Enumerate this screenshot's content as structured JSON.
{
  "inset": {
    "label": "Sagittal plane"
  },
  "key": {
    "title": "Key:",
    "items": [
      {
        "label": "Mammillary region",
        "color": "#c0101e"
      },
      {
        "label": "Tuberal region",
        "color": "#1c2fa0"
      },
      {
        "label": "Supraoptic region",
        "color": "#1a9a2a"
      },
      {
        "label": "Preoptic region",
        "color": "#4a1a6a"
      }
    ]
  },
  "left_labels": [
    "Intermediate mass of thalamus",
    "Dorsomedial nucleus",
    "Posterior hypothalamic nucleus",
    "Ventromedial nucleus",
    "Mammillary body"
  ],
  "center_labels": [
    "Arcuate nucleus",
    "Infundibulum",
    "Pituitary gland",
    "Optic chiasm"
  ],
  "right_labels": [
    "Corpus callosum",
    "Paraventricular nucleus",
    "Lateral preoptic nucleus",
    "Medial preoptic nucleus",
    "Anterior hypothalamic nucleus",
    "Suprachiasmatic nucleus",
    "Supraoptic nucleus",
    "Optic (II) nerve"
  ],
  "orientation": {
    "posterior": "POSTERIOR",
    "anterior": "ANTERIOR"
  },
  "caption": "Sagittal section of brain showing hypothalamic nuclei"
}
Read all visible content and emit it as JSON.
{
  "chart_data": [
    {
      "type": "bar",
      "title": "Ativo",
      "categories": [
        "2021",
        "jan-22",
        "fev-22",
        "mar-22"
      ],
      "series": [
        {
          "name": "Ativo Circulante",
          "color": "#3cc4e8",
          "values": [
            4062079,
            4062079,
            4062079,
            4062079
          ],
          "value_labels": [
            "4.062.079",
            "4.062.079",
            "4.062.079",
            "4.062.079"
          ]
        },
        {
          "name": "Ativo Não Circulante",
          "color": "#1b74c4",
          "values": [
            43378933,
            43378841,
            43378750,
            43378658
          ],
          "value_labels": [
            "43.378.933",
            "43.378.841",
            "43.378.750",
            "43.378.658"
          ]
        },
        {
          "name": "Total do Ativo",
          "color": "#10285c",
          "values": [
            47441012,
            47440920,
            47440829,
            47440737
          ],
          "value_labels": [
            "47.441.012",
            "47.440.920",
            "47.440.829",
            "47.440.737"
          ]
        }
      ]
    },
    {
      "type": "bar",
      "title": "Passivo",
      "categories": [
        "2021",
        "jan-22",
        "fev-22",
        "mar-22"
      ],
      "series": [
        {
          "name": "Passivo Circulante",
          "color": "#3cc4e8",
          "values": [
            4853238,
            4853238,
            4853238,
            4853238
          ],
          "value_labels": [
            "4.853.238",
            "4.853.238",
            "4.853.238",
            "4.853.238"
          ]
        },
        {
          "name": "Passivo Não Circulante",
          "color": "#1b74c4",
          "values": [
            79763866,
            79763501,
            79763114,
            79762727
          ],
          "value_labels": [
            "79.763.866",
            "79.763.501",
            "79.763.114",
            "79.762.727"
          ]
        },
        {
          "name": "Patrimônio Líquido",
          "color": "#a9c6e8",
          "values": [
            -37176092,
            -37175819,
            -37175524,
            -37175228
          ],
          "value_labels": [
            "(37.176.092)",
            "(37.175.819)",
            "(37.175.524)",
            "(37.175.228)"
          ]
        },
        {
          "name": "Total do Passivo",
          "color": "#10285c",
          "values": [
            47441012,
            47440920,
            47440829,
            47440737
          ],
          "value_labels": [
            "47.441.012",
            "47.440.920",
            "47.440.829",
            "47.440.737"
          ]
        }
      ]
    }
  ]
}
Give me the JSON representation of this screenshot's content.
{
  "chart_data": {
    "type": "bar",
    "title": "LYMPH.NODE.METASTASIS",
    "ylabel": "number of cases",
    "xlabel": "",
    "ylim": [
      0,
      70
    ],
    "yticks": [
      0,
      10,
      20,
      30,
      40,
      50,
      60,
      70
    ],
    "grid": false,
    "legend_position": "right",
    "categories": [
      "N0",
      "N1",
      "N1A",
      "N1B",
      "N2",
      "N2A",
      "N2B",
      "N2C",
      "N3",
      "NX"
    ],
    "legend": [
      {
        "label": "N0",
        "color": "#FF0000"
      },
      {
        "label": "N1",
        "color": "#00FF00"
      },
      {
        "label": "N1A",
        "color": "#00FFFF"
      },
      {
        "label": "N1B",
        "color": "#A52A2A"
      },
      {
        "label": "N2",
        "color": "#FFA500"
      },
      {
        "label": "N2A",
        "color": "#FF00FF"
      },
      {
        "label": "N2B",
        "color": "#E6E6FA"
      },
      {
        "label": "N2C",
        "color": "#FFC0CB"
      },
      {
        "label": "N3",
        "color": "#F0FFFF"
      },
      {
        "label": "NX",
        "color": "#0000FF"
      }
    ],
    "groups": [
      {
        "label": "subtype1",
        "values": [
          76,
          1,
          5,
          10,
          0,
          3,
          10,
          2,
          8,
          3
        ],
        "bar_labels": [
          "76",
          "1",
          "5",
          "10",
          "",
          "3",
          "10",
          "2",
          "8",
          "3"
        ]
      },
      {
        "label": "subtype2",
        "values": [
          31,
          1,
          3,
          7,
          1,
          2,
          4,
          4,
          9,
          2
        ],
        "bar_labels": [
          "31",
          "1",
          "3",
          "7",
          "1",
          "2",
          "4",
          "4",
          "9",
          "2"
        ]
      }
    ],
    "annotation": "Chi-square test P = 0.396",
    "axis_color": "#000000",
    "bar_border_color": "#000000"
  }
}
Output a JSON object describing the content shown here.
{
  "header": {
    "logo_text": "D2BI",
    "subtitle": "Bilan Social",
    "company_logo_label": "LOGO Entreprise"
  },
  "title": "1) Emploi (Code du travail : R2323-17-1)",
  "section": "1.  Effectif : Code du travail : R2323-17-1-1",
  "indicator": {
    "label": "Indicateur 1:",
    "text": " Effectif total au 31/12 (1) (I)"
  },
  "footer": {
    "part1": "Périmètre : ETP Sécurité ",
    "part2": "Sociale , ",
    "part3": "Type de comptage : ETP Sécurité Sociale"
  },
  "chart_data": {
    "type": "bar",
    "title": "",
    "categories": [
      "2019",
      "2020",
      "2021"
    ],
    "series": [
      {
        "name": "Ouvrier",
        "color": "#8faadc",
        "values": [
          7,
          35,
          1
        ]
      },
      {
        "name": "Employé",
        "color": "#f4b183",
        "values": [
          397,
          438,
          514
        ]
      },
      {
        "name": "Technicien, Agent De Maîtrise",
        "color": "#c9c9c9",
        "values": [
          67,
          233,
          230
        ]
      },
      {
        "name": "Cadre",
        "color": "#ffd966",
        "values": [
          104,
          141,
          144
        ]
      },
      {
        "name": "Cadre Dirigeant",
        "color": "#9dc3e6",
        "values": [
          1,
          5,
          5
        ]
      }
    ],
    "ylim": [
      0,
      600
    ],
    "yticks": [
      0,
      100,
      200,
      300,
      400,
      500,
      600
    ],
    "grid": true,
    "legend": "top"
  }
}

## SET TASK
Quote the listing in full, please, keeping every line exact.

## THE COMPLETED TASK
Enumerate this screenshot's content as structured JSON.
{
  "inset": {
    "label": "Sagittal plane"
  },
  "key": {
    "title": "Key:",
    "items": [
      {
        "label": "Mammillary region",
        "color": "#c0101e"
      },
      {
        "label": "Tuberal region",
        "color": "#1c2fa0"
      },
      {
        "label": "Supraoptic region",
        "color": "#1a9a2a"
      },
      {
        "label": "Preoptic region",
        "color": "#4a1a6a"
      }
    ]
  },
  "left_labels": [
    "Intermediate mass of thalamus",
    "Dorsomedial nucleus",
    "Posterior hypothalamic nucleus",
    "Ventromedial nucleus",
    "Mammillary body"
  ],
  "center_labels": [
    "Arcuate nucleus",
    "Infundibulum",
    "Pituitary gland",
    "Optic chiasm"
  ],
  "right_labels": [
    "Corpus callosum",
    "Paraventricular nucleus",
    "Lateral preoptic nucleus",
    "Medial preoptic nucleus",
    "Anterior hypothalamic nucleus",
    "Suprachiasmatic nucleus",
    "Supraoptic nucleus",
    "Optic (II) nerve"
  ],
  "orientation": {
    "posterior": "POSTERIOR",
    "anterior": "ANTERIOR"
  },
  "caption": "Sagittal section of brain showing hypothalamic nuclei"
}
Read all visible content and emit it as JSON.
{
  "chart_data": [
    {
      "type": "bar",
      "title": "Ativo",
      "categories": [
        "2021",
        "jan-22",
        "fev-22",
        "mar-22"
      ],
      "series": [
        {
          "name": "Ativo Circulante",
          "color": "#3cc4e8",
          "values": [
            4062079,
            4062079,
            4062079,
            4062079
          ],
          "value_labels": [
            "4.062.079",
            "4.062.079",
            "4.062.079",
            "4.062.079"
          ]
        },
        {
          "name": "Ativo Não Circulante",
          "color": "#1b74c4",
          "values": [
            43378933,
            43378841,
            43378750,
            43378658
          ],
          "value_labels": [
            "43.378.933",
            "43.378.841",
            "43.378.750",
            "43.378.658"
          ]
        },
        {
          "name": "Total do Ativo",
          "color": "#10285c",
          "values": [
            47441012,
            47440920,
            47440829,
            47440737
          ],
          "value_labels": [
            "47.441.012",
            "47.440.920",
            "47.440.829",
            "47.440.737"
          ]
        }
      ]
    },
    {
      "type": "bar",
      "title": "Passivo",
      "categories": [
        "2021",
        "jan-22",
        "fev-22",
        "mar-22"
      ],
      "series": [
        {
          "name": "Passivo Circulante",
          "color": "#3cc4e8",
          "values": [
            4853238,
            4853238,
            4853238,
            4853238
          ],
          "value_labels": [
            "4.853.238",
            "4.853.238",
            "4.853.238",
            "4.853.238"
          ]
        },
        {
          "name": "Passivo Não Circulante",
          "color": "#1b74c4",
          "values": [
            79763866,
            79763501,
            79763114,
            79762727
          ],
          "value_labels": [
            "79.763.866",
            "79.763.501",
            "79.763.114",
            "79.762.727"
          ]
        },
        {
          "name": "Patrimônio Líquido",
          "color": "#a9c6e8",
          "values": [
            -37176092,
            -37175819,
            -37175524,
            -37175228
          ],
          "value_labels": [
            "(37.176.092)",
            "(37.175.819)",
            "(37.175.524)",
            "(37.175.228)"
          ]
        },
        {
          "name": "Total do Passivo",
          "color": "#10285c",
          "values": [
            47441012,
            47440920,
            47440829,
            47440737
          ],
          "value_labels": [
            "47.441.012",
            "47.440.920",
            "47.440.829",
            "47.440.737"
          ]
        }
      ]
    }
  ]
}
Give me the JSON representation of this screenshot's content.
{
  "chart_data": {
    "type": "bar",
    "title": "LYMPH.NODE.METASTASIS",
    "ylabel": "number of cases",
    "xlabel": "",
    "ylim": [
      0,
      70
    ],
    "yticks": [
      0,
      10,
      20,
      30,
      40,
      50,
      60,
      70
    ],
    "grid": false,
    "legend_position": "right",
    "categories": [
      "N0",
      "N1",
      "N1A",
      "N1B",
      "N2",
      "N2A",
      "N2B",
      "N2C",
      "N3",
      "NX"
    ],
    "legend": [
      {
        "label": "N0",
        "color": "#FF0000"
      },
      {
        "label": "N1",
        "color": "#00FF00"
      },
      {
        "label": "N1A",
        "color": "#00FFFF"
      },
      {
        "label": "N1B",
        "color": "#A52A2A"
      },
      {
        "label": "N2",
        "color": "#FFA500"
      },
      {
        "label": "N2A",
        "color": "#FF00FF"
      },
      {
        "label": "N2B",
        "color": "#E6E6FA"
      },
      {
        "label": "N2C",
        "color": "#FFC0CB"
      },
      {
        "label": "N3",
        "color": "#F0FFFF"
      },
      {
        "label": "NX",
        "color": "#0000FF"
      }
    ],
    "groups": [
      {
        "label": "subtype1",
        "values": [
          76,
          1,
          5,
          10,
          0,
          3,
          10,
          2,
          8,
          3
        ],
        "bar_labels": [
          "76",
          "1",
          "5",
          "10",
          "",
          "3",
          "10",
          "2",
          "8",
          "3"
        ]
      },
      {
        "label": "subtype2",
        "values": [
          31,
          1,
          3,
          7,
          1,
          2,
          4,
          4,
          9,
          2
        ],
        "bar_labels": [
          "31",
          "1",
          "3",
          "7",
          "1",
          "2",
          "4",
          "4",
          "9",
          "2"
        ]
      }
    ],
    "annotation": "Chi-square test P = 0.396",
    "axis_color": "#000000",
    "bar_border_color": "#000000"
  }
}
Output a JSON object describing the content shown here.
{
  "header": {
    "logo_text": "D2BI",
    "subtitle": "Bilan Social",
    "company_logo_label": "LOGO Entreprise"
  },
  "title": "1) Emploi (Code du travail : R2323-17-1)",
  "section": "1.  Effectif : Code du travail : R2323-17-1-1",
  "indicator": {
    "label": "Indicateur 1:",
    "text": " Effectif total au 31/12 (1) (I)"
  },
  "footer": {
    "part1": "Périmètre : ETP Sécurité ",
    "part2": "Sociale , ",
    "part3": "Type de comptage : ETP Sécurité Sociale"
  },
  "chart_data": {
    "type": "bar",
    "title": "",
    "categories": [
      "2019",
      "2020",
      "2021"
    ],
    "series": [
      {
        "name": "Ouvrier",
        "color": "#8faadc",
        "values": [
          7,
          35,
          1
        ]
      },
      {
        "name": "Employé",
        "color": "#f4b183",
        "values": [
          397,
          438,
          514
        ]
      },
      {
        "name": "Technicien, Agent De Maîtrise",
        "color": "#c9c9c9",
        "values": [
          67,
          233,
          230
        ]
      },
      {
        "name": "Cadre",
        "color": "#ffd966",
        "values": [
          104,
          141,
          144
        ]
      },
      {
        "name": "Cadre Dirigeant",
        "color": "#9dc3e6",
        "values": [
          1,
          5,
          5
        ]
      }
    ],
    "ylim": [
      0,
      600
    ],
    "yticks": [
      0,
      100,
      200,
      300,
      400,
      500,
      600
    ],
    "grid": true,
    "legend": "top"
  }
}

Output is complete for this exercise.